## [Written task]
Out of the lines below, please list those that hold the string "поиска".

Dataset listings of figures
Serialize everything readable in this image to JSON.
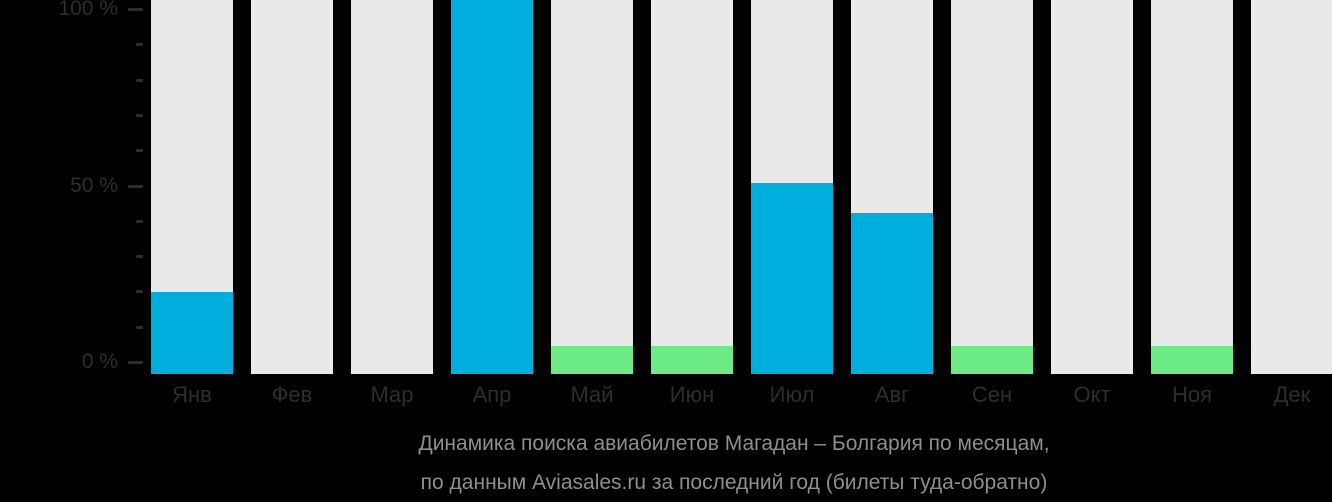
{
  "caption": {
    "line1": "Динамика поиска авиабилетов Магадан – Болгария по месяцам,",
    "line2": "по данным Aviasales.ru за последний год (билеты туда-обратно)"
  },
  "colors": {
    "background": "#000000",
    "column_bg": "#E9E9E9",
    "bar_blue": "#00AEDE",
    "bar_green": "#6DEB87",
    "axis_text": "#2D2D2D",
    "tick_mark": "#2D2D2D",
    "caption_text": "#8E8E8E"
  },
  "y_axis": {
    "tick_labels": [
      "100 %",
      "50 %",
      "0 %"
    ],
    "min": 0,
    "max": 100,
    "major_step": 50,
    "minor_step": 10
  },
  "chart_data": {
    "type": "bar",
    "title": "Динамика поиска авиабилетов Магадан – Болгария по месяцам, по данным Aviasales.ru за последний год (билеты туда-обратно)",
    "categories": [
      "Янв",
      "Фев",
      "Мар",
      "Апр",
      "Май",
      "Июн",
      "Июл",
      "Авг",
      "Сен",
      "Окт",
      "Ноя",
      "Дек"
    ],
    "values": [
      22,
      0,
      0,
      100,
      7.5,
      7.5,
      51,
      43,
      7.5,
      0,
      7.5,
      0
    ],
    "bar_colors": [
      "blue",
      null,
      null,
      "blue",
      "green",
      "green",
      "blue",
      "blue",
      "green",
      null,
      "green",
      null
    ],
    "xlabel": "",
    "ylabel": "",
    "ylim": [
      0,
      100
    ],
    "grid": false,
    "legend": null,
    "background_columns": true
  }
}
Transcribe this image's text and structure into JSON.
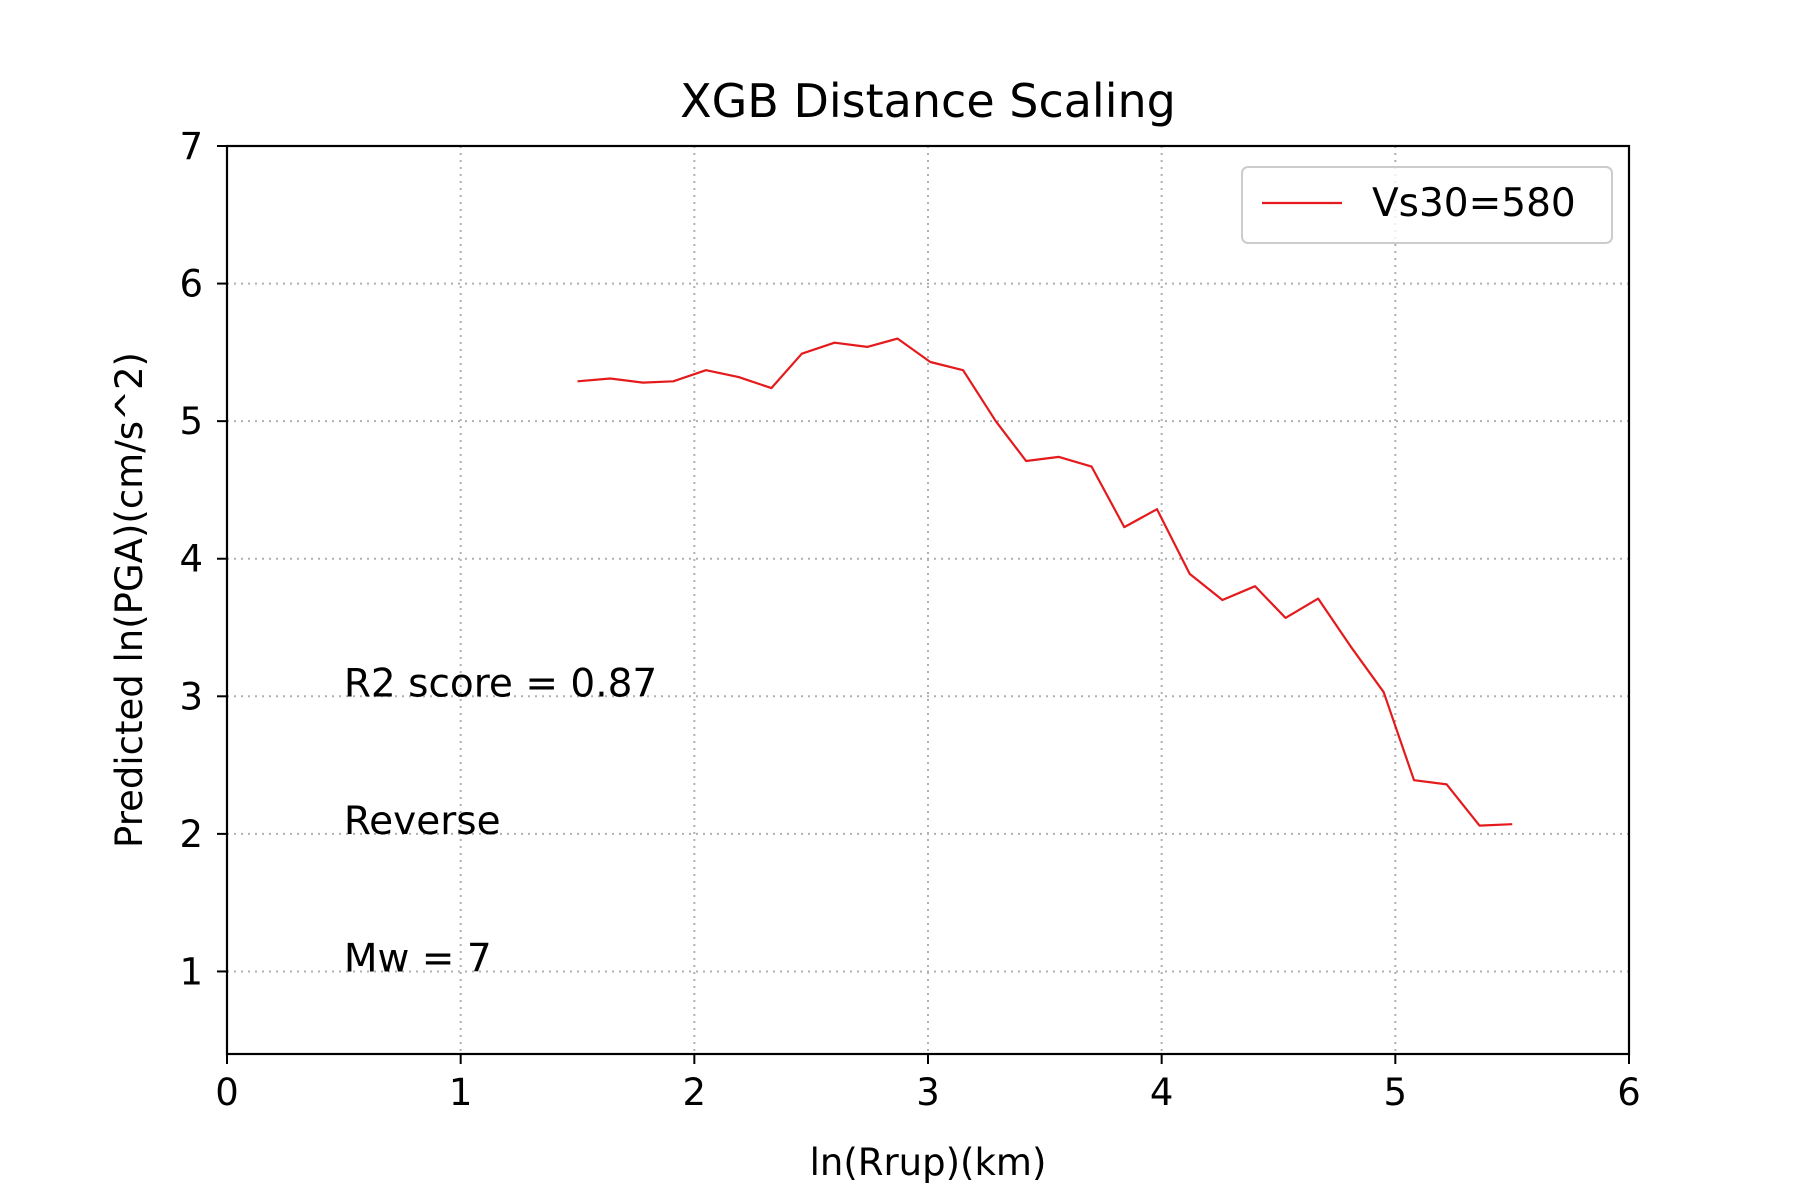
{
  "chart_data": {
    "type": "line",
    "title": "XGB Distance Scaling",
    "xlabel": "ln(Rrup)(km)",
    "ylabel": "Predicted ln(PGA)(cm/s^2)",
    "xlim": [
      0,
      6
    ],
    "ylim": [
      0.4,
      7
    ],
    "xticks": [
      0,
      1,
      2,
      3,
      4,
      5,
      6
    ],
    "yticks": [
      1,
      2,
      3,
      4,
      5,
      6,
      7
    ],
    "grid": true,
    "legend_position": "upper right",
    "series": [
      {
        "name": "Vs30=580",
        "color": "#e41a1c",
        "x": [
          1.5,
          1.64,
          1.78,
          1.91,
          2.05,
          2.19,
          2.33,
          2.46,
          2.6,
          2.74,
          2.87,
          3.01,
          3.15,
          3.29,
          3.42,
          3.56,
          3.7,
          3.84,
          3.98,
          4.12,
          4.26,
          4.4,
          4.53,
          4.67,
          4.81,
          4.95,
          5.08,
          5.22,
          5.36,
          5.5
        ],
        "y": [
          5.29,
          5.31,
          5.28,
          5.29,
          5.37,
          5.32,
          5.24,
          5.49,
          5.57,
          5.54,
          5.6,
          5.43,
          5.37,
          5.0,
          4.71,
          4.74,
          4.67,
          4.23,
          4.36,
          3.89,
          3.7,
          3.8,
          3.57,
          3.71,
          3.36,
          3.03,
          2.39,
          2.36,
          2.06,
          2.07
        ]
      }
    ],
    "annotations": [
      {
        "text": "R2 score = 0.87",
        "x": 0.5,
        "y": 3.0
      },
      {
        "text": "Reverse",
        "x": 0.5,
        "y": 2.0
      },
      {
        "text": "Mw = 7",
        "x": 0.5,
        "y": 1.0
      }
    ]
  }
}
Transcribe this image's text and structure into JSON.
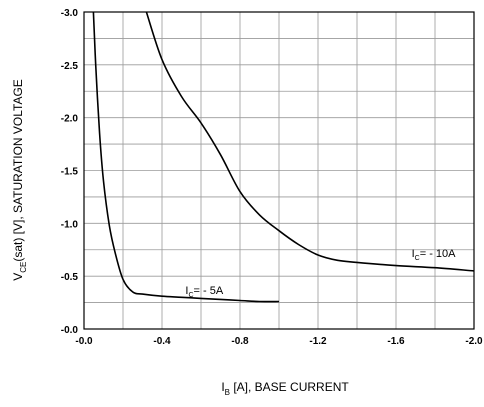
{
  "chart_data": {
    "type": "line",
    "xlabel_sym": "I",
    "xlabel_sub": "B",
    "xlabel_rest": " [A], BASE CURRENT",
    "ylabel_sym": "V",
    "ylabel_sub": "CE",
    "ylabel_rest": "(sat) [V], SATURATION VOLTAGE",
    "xlim": [
      0.0,
      -2.0
    ],
    "ylim": [
      0.0,
      -3.0
    ],
    "x_ticks": [
      "-0.0",
      "-0.4",
      "-0.8",
      "-1.2",
      "-1.6",
      "-2.0"
    ],
    "y_ticks": [
      "-0.0",
      "-0.5",
      "-1.0",
      "-1.5",
      "-2.0",
      "-2.5",
      "-3.0"
    ],
    "grid": true,
    "series": [
      {
        "name": "-5A",
        "annotation_sym": "I",
        "annotation_sub": "C",
        "annotation_rest": "= - 5A",
        "x": [
          -0.048,
          -0.06,
          -0.08,
          -0.1,
          -0.13,
          -0.16,
          -0.2,
          -0.25,
          -0.3,
          -0.4,
          -0.5,
          -0.6,
          -0.7,
          -0.8,
          -0.9,
          -1.0
        ],
        "y": [
          -3.0,
          -2.5,
          -1.85,
          -1.4,
          -0.98,
          -0.72,
          -0.47,
          -0.35,
          -0.33,
          -0.31,
          -0.3,
          -0.29,
          -0.28,
          -0.27,
          -0.26,
          -0.26
        ]
      },
      {
        "name": "-10A",
        "annotation_sym": "I",
        "annotation_sub": "C",
        "annotation_rest": "= - 10A",
        "x": [
          -0.32,
          -0.4,
          -0.5,
          -0.6,
          -0.7,
          -0.8,
          -0.9,
          -1.0,
          -1.1,
          -1.2,
          -1.3,
          -1.4,
          -1.6,
          -1.8,
          -2.0
        ],
        "y": [
          -3.0,
          -2.55,
          -2.2,
          -1.95,
          -1.65,
          -1.3,
          -1.08,
          -0.93,
          -0.8,
          -0.7,
          -0.65,
          -0.63,
          -0.6,
          -0.58,
          -0.55
        ]
      }
    ]
  }
}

## [The completed task]
    "line1": "Динамика поиска авиабилетов Магадан – Болгария по месяцам,",
    "title": "Динамика поиска авиабилетов Магадан – Болгария по месяцам, по данным Aviasales.ru за последний год (билеты туда-обратно)",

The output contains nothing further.